====== DATA PROVIDED

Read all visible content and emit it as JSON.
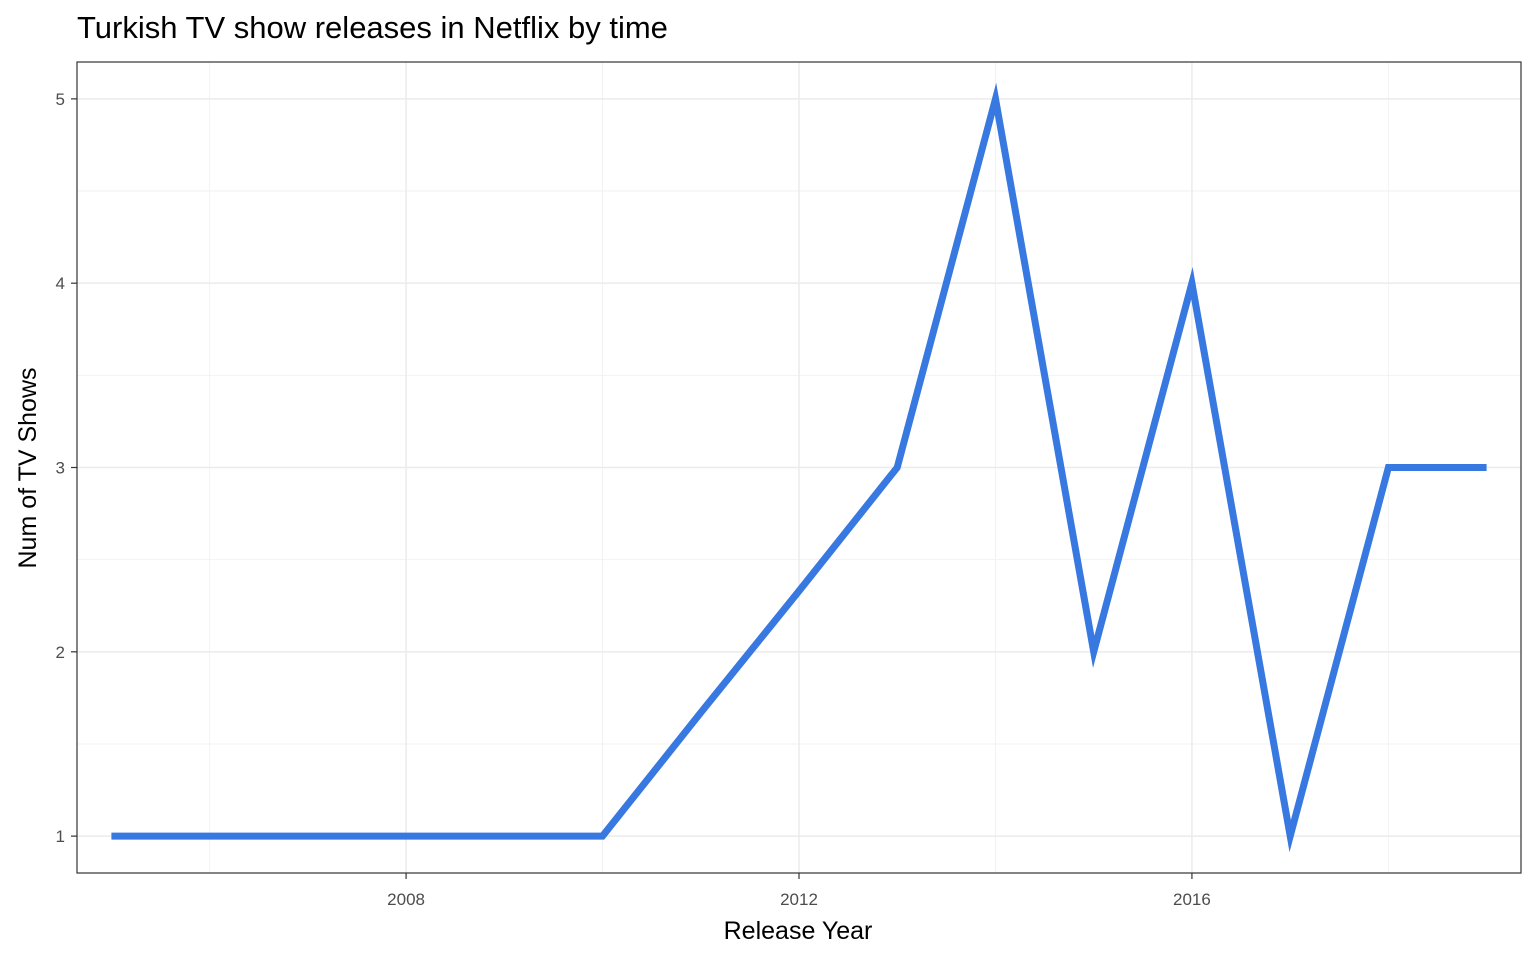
{
  "chart_data": {
    "type": "line",
    "title": "Turkish TV show releases in Netflix by time",
    "xlabel": "Release Year",
    "ylabel": "Num of TV Shows",
    "x": [
      2005,
      2006,
      2007,
      2008,
      2009,
      2010,
      2011,
      2012,
      2013,
      2014,
      2015,
      2016,
      2017,
      2018,
      2019
    ],
    "series": [
      {
        "values": [
          1,
          1,
          1,
          1,
          1,
          1,
          1.67,
          2.33,
          3,
          5,
          2,
          4,
          1,
          3,
          3
        ]
      }
    ],
    "xlim": [
      2004.65,
      2019.35
    ],
    "ylim": [
      0.8,
      5.2
    ],
    "x_ticks": [
      2008,
      2012,
      2016
    ],
    "y_ticks": [
      1,
      2,
      3,
      4,
      5
    ],
    "grid": true,
    "legend": "none",
    "line_color": "#3778E1"
  }
}
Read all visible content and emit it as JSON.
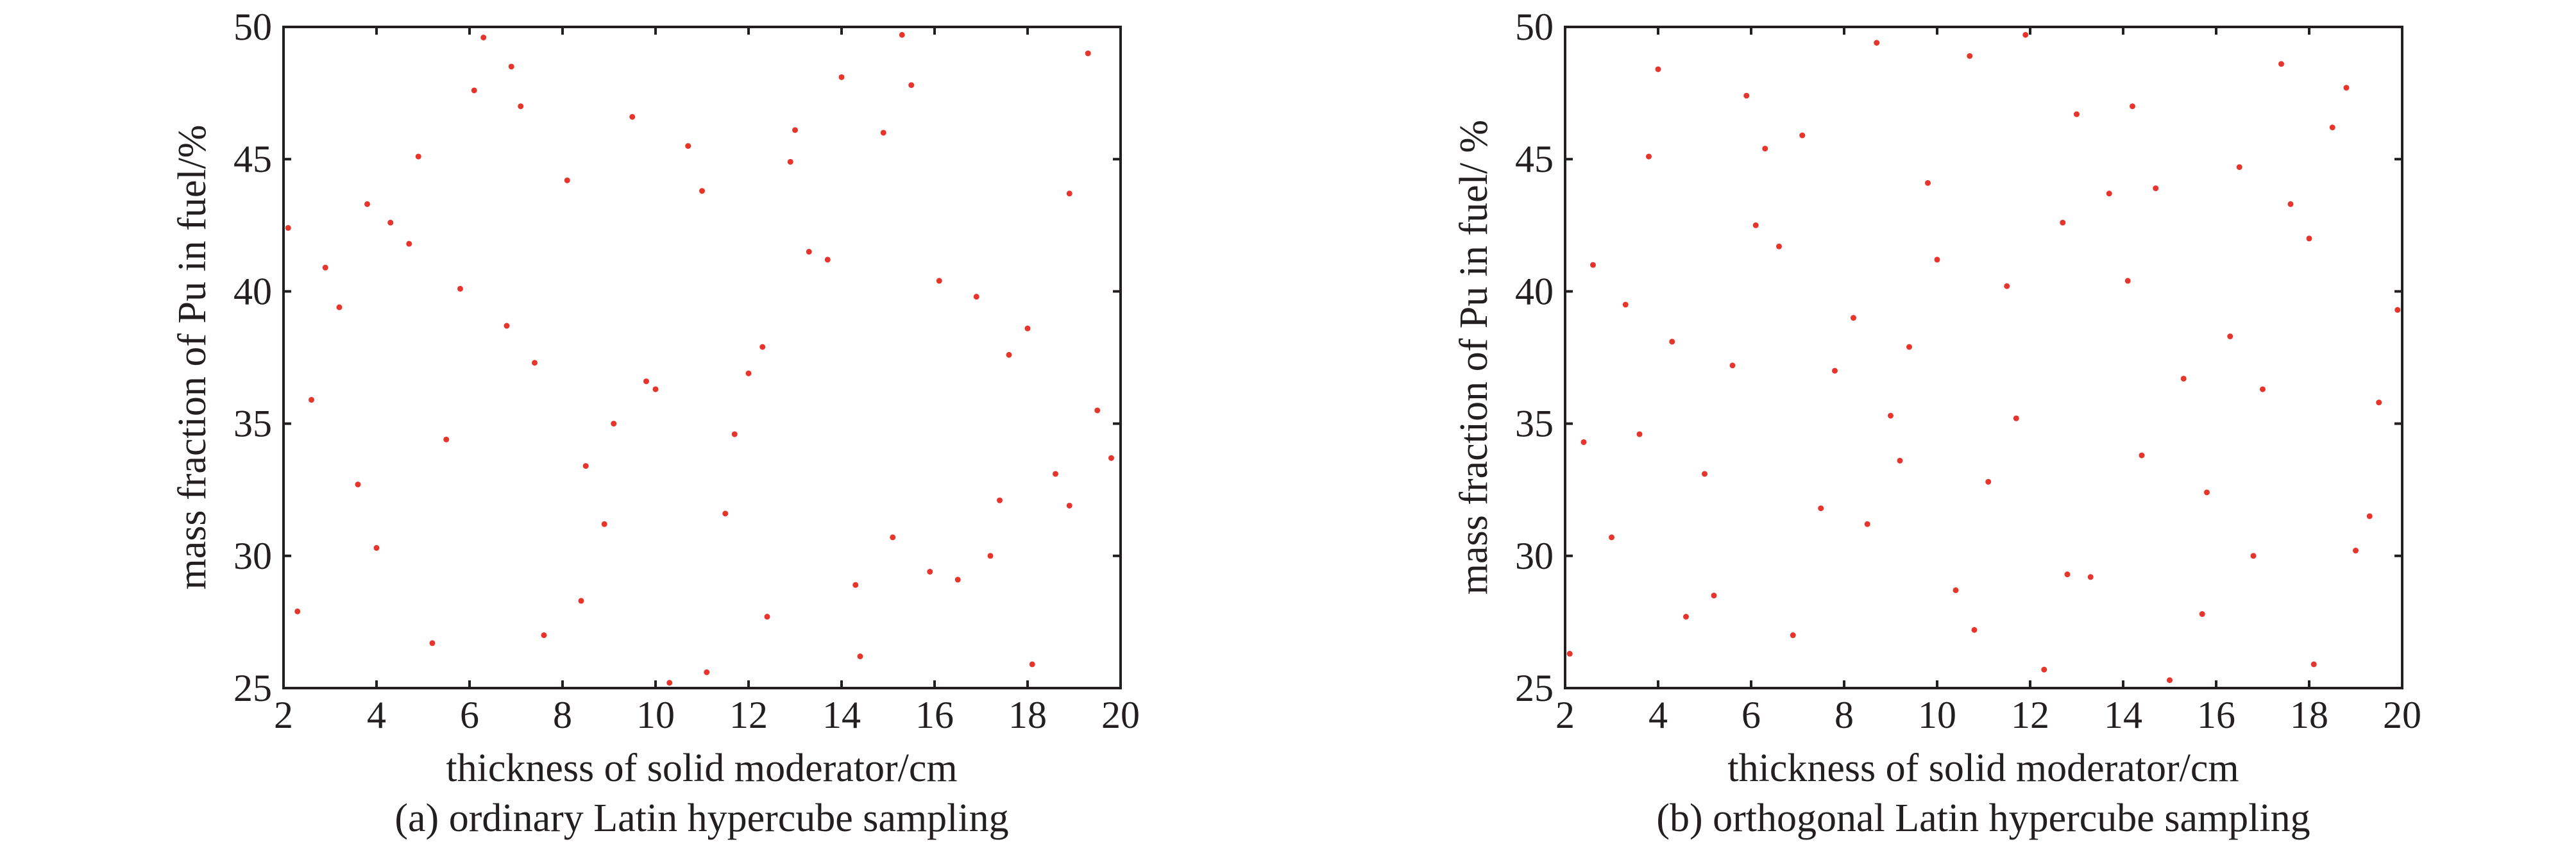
{
  "chart_data": [
    {
      "type": "scatter",
      "caption": "(a) ordinary Latin hypercube sampling",
      "xlabel": "thickness of solid moderator/cm",
      "ylabel": "mass fraction of Pu in fuel/%",
      "xlim": [
        2,
        20
      ],
      "ylim": [
        25,
        50
      ],
      "xticks": [
        "2",
        "4",
        "6",
        "8",
        "10",
        "12",
        "14",
        "16",
        "18",
        "20"
      ],
      "yticks": [
        "25",
        "30",
        "35",
        "40",
        "45",
        "50"
      ],
      "grid": false,
      "marker_color": "#e8352b",
      "points": [
        {
          "x": 2.1,
          "y": 42.4
        },
        {
          "x": 2.3,
          "y": 27.9
        },
        {
          "x": 2.6,
          "y": 35.9
        },
        {
          "x": 2.9,
          "y": 40.9
        },
        {
          "x": 3.2,
          "y": 39.4
        },
        {
          "x": 3.6,
          "y": 32.7
        },
        {
          "x": 3.8,
          "y": 43.3
        },
        {
          "x": 4.0,
          "y": 30.3
        },
        {
          "x": 4.3,
          "y": 42.6
        },
        {
          "x": 4.7,
          "y": 41.8
        },
        {
          "x": 4.9,
          "y": 45.1
        },
        {
          "x": 5.2,
          "y": 26.7
        },
        {
          "x": 5.5,
          "y": 34.4
        },
        {
          "x": 5.8,
          "y": 40.1
        },
        {
          "x": 6.1,
          "y": 47.6
        },
        {
          "x": 6.3,
          "y": 49.6
        },
        {
          "x": 6.8,
          "y": 38.7
        },
        {
          "x": 6.9,
          "y": 48.5
        },
        {
          "x": 7.1,
          "y": 47.0
        },
        {
          "x": 7.4,
          "y": 37.3
        },
        {
          "x": 7.6,
          "y": 27.0
        },
        {
          "x": 8.1,
          "y": 44.2
        },
        {
          "x": 8.4,
          "y": 28.3
        },
        {
          "x": 8.5,
          "y": 33.4
        },
        {
          "x": 8.9,
          "y": 31.2
        },
        {
          "x": 9.1,
          "y": 35.0
        },
        {
          "x": 9.5,
          "y": 46.6
        },
        {
          "x": 9.8,
          "y": 36.6
        },
        {
          "x": 10.0,
          "y": 36.3
        },
        {
          "x": 10.3,
          "y": 25.2
        },
        {
          "x": 10.7,
          "y": 45.5
        },
        {
          "x": 11.0,
          "y": 43.8
        },
        {
          "x": 11.1,
          "y": 25.6
        },
        {
          "x": 11.5,
          "y": 31.6
        },
        {
          "x": 11.7,
          "y": 34.6
        },
        {
          "x": 12.0,
          "y": 36.9
        },
        {
          "x": 12.3,
          "y": 37.9
        },
        {
          "x": 12.4,
          "y": 27.7
        },
        {
          "x": 12.9,
          "y": 44.9
        },
        {
          "x": 13.0,
          "y": 46.1
        },
        {
          "x": 13.3,
          "y": 41.5
        },
        {
          "x": 13.7,
          "y": 41.2
        },
        {
          "x": 14.0,
          "y": 48.1
        },
        {
          "x": 14.3,
          "y": 28.9
        },
        {
          "x": 14.4,
          "y": 26.2
        },
        {
          "x": 14.9,
          "y": 46.0
        },
        {
          "x": 15.1,
          "y": 30.7
        },
        {
          "x": 15.3,
          "y": 49.7
        },
        {
          "x": 15.5,
          "y": 47.8
        },
        {
          "x": 15.9,
          "y": 29.4
        },
        {
          "x": 16.1,
          "y": 40.4
        },
        {
          "x": 16.5,
          "y": 29.1
        },
        {
          "x": 16.9,
          "y": 39.8
        },
        {
          "x": 17.2,
          "y": 30.0
        },
        {
          "x": 17.4,
          "y": 32.1
        },
        {
          "x": 17.6,
          "y": 37.6
        },
        {
          "x": 18.0,
          "y": 38.6
        },
        {
          "x": 18.1,
          "y": 25.9
        },
        {
          "x": 18.6,
          "y": 33.1
        },
        {
          "x": 18.9,
          "y": 31.9
        },
        {
          "x": 18.9,
          "y": 43.7
        },
        {
          "x": 19.3,
          "y": 49.0
        },
        {
          "x": 19.5,
          "y": 35.5
        },
        {
          "x": 19.8,
          "y": 33.7
        }
      ]
    },
    {
      "type": "scatter",
      "caption": "(b) orthogonal Latin hypercube sampling",
      "xlabel": "thickness of solid moderator/cm",
      "ylabel": "mass fraction of Pu in fuel/ %",
      "xlim": [
        2,
        20
      ],
      "ylim": [
        25,
        50
      ],
      "xticks": [
        "2",
        "4",
        "6",
        "8",
        "10",
        "12",
        "14",
        "16",
        "18",
        "20"
      ],
      "yticks": [
        "25",
        "30",
        "35",
        "40",
        "45",
        "50"
      ],
      "grid": false,
      "marker_color": "#e8352b",
      "points": [
        {
          "x": 2.1,
          "y": 26.3
        },
        {
          "x": 2.4,
          "y": 34.3
        },
        {
          "x": 2.6,
          "y": 41.0
        },
        {
          "x": 3.0,
          "y": 30.7
        },
        {
          "x": 3.3,
          "y": 39.5
        },
        {
          "x": 3.6,
          "y": 34.6
        },
        {
          "x": 3.8,
          "y": 45.1
        },
        {
          "x": 4.0,
          "y": 48.4
        },
        {
          "x": 4.3,
          "y": 38.1
        },
        {
          "x": 4.6,
          "y": 27.7
        },
        {
          "x": 5.0,
          "y": 33.1
        },
        {
          "x": 5.2,
          "y": 28.5
        },
        {
          "x": 5.6,
          "y": 37.2
        },
        {
          "x": 5.9,
          "y": 47.4
        },
        {
          "x": 6.1,
          "y": 42.5
        },
        {
          "x": 6.3,
          "y": 45.4
        },
        {
          "x": 6.6,
          "y": 41.7
        },
        {
          "x": 6.9,
          "y": 27.0
        },
        {
          "x": 7.1,
          "y": 45.9
        },
        {
          "x": 7.5,
          "y": 31.8
        },
        {
          "x": 7.8,
          "y": 37.0
        },
        {
          "x": 8.2,
          "y": 39.0
        },
        {
          "x": 8.5,
          "y": 31.2
        },
        {
          "x": 8.7,
          "y": 49.4
        },
        {
          "x": 9.0,
          "y": 35.3
        },
        {
          "x": 9.2,
          "y": 33.6
        },
        {
          "x": 9.4,
          "y": 37.9
        },
        {
          "x": 9.8,
          "y": 44.1
        },
        {
          "x": 10.0,
          "y": 41.2
        },
        {
          "x": 10.4,
          "y": 28.7
        },
        {
          "x": 10.7,
          "y": 48.9
        },
        {
          "x": 10.8,
          "y": 27.2
        },
        {
          "x": 11.1,
          "y": 32.8
        },
        {
          "x": 11.5,
          "y": 40.2
        },
        {
          "x": 11.7,
          "y": 35.2
        },
        {
          "x": 11.9,
          "y": 49.7
        },
        {
          "x": 12.3,
          "y": 25.7
        },
        {
          "x": 12.7,
          "y": 42.6
        },
        {
          "x": 12.8,
          "y": 29.3
        },
        {
          "x": 13.0,
          "y": 46.7
        },
        {
          "x": 13.3,
          "y": 29.2
        },
        {
          "x": 13.7,
          "y": 43.7
        },
        {
          "x": 14.1,
          "y": 40.4
        },
        {
          "x": 14.2,
          "y": 47.0
        },
        {
          "x": 14.4,
          "y": 33.8
        },
        {
          "x": 14.7,
          "y": 43.9
        },
        {
          "x": 15.0,
          "y": 25.3
        },
        {
          "x": 15.3,
          "y": 36.7
        },
        {
          "x": 15.7,
          "y": 27.8
        },
        {
          "x": 15.8,
          "y": 32.4
        },
        {
          "x": 16.3,
          "y": 38.3
        },
        {
          "x": 16.5,
          "y": 44.7
        },
        {
          "x": 16.8,
          "y": 30.0
        },
        {
          "x": 17.0,
          "y": 36.3
        },
        {
          "x": 17.4,
          "y": 48.6
        },
        {
          "x": 17.6,
          "y": 43.3
        },
        {
          "x": 18.0,
          "y": 42.0
        },
        {
          "x": 18.1,
          "y": 25.9
        },
        {
          "x": 18.5,
          "y": 46.2
        },
        {
          "x": 18.8,
          "y": 47.7
        },
        {
          "x": 19.0,
          "y": 30.2
        },
        {
          "x": 19.3,
          "y": 31.5
        },
        {
          "x": 19.5,
          "y": 35.8
        },
        {
          "x": 19.9,
          "y": 39.3
        }
      ]
    }
  ]
}
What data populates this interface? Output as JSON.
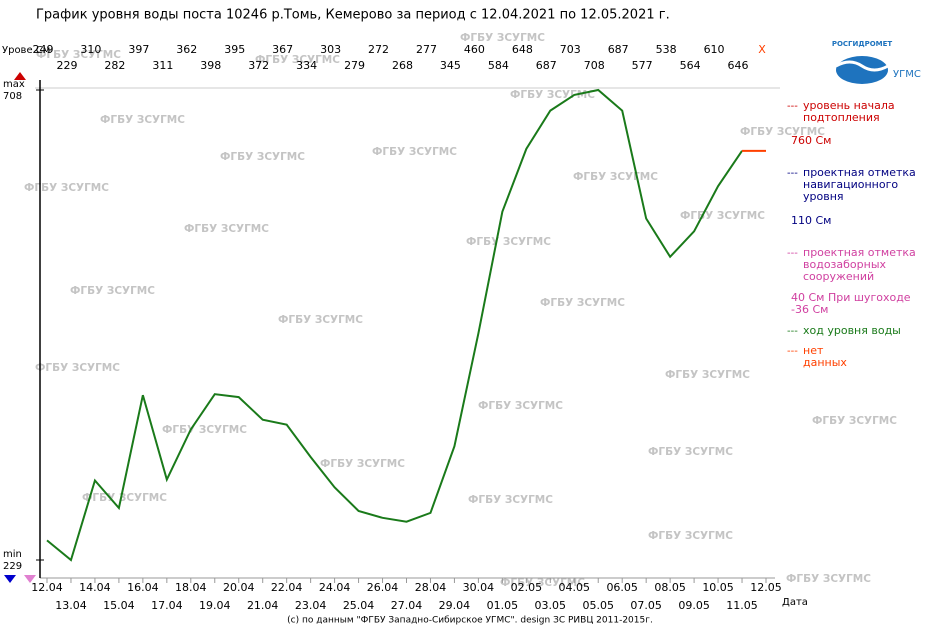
{
  "chart_data": {
    "type": "line",
    "title": "График уровня воды поста 10246 р.Томь, Кемерово за период с 12.04.2021 по 12.05.2021 г.",
    "y_label": "Урове См",
    "x_label": "Дата",
    "footer": "(c) по данным \"ФГБУ Западно-Сибирское УГМС\". design ЗС РИВЦ 2011-2015г.",
    "watermark": "ФГБУ ЗСУГМС",
    "logo_text": "РОСГИДРОМЕТ",
    "logo_subtext": "УГМС",
    "no_data_label": "X",
    "x": [
      "12.04",
      "13.04",
      "14.04",
      "15.04",
      "16.04",
      "17.04",
      "18.04",
      "19.04",
      "20.04",
      "21.04",
      "22.04",
      "23.04",
      "24.04",
      "25.04",
      "26.04",
      "27.04",
      "28.04",
      "29.04",
      "30.04",
      "01.05",
      "02.05",
      "03.05",
      "04.05",
      "05.05",
      "06.05",
      "07.05",
      "08.05",
      "09.05",
      "10.05",
      "11.05",
      "12.05"
    ],
    "series": [
      {
        "color": "#1a7a1a",
        "values": [
          249,
          229,
          310,
          282,
          397,
          311,
          362,
          398,
          395,
          372,
          367,
          334,
          303,
          279,
          272,
          268,
          277,
          345,
          460,
          584,
          648,
          687,
          703,
          708,
          687,
          577,
          538,
          564,
          610,
          646,
          null
        ]
      },
      {
        "color": "#ff4000",
        "values": [
          null,
          null,
          null,
          null,
          null,
          null,
          null,
          null,
          null,
          null,
          null,
          null,
          null,
          null,
          null,
          null,
          null,
          null,
          null,
          null,
          null,
          null,
          null,
          null,
          null,
          null,
          null,
          null,
          null,
          646,
          646
        ]
      }
    ],
    "ylim": [
      229,
      708
    ],
    "yticks": [
      229,
      708
    ],
    "ytick_captions": [
      "min",
      "max"
    ],
    "legend_marker": "---",
    "legend": [
      {
        "color": "#cc0000",
        "lines": [
          "уровень начала",
          "подтопления"
        ],
        "level": [
          "760 См"
        ]
      },
      {
        "color": "#000080",
        "lines": [
          "проектная отметка",
          "навигационного",
          "уровня"
        ],
        "level": [
          "110 См"
        ]
      },
      {
        "color": "#d040a0",
        "lines": [
          "проектная отметка",
          "водозаборных",
          "сооружений"
        ],
        "level": [
          "40 См При шугоходе",
          "-36 См"
        ]
      },
      {
        "color": "#1a7a1a",
        "lines": [
          "ход уровня воды"
        ],
        "level": []
      },
      {
        "color": "#ff4000",
        "lines": [
          "нет",
          "данных"
        ],
        "level": []
      }
    ]
  }
}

============

# PROBLEM DETAILS:
Wherever the string "mass" appears in the entries above, list that line.

# PROBLEM SOLUTION:
      "ylabel": "mass fraction of Pu in fuel/%",
      "ylabel": "mass fraction of Pu in fuel/ %",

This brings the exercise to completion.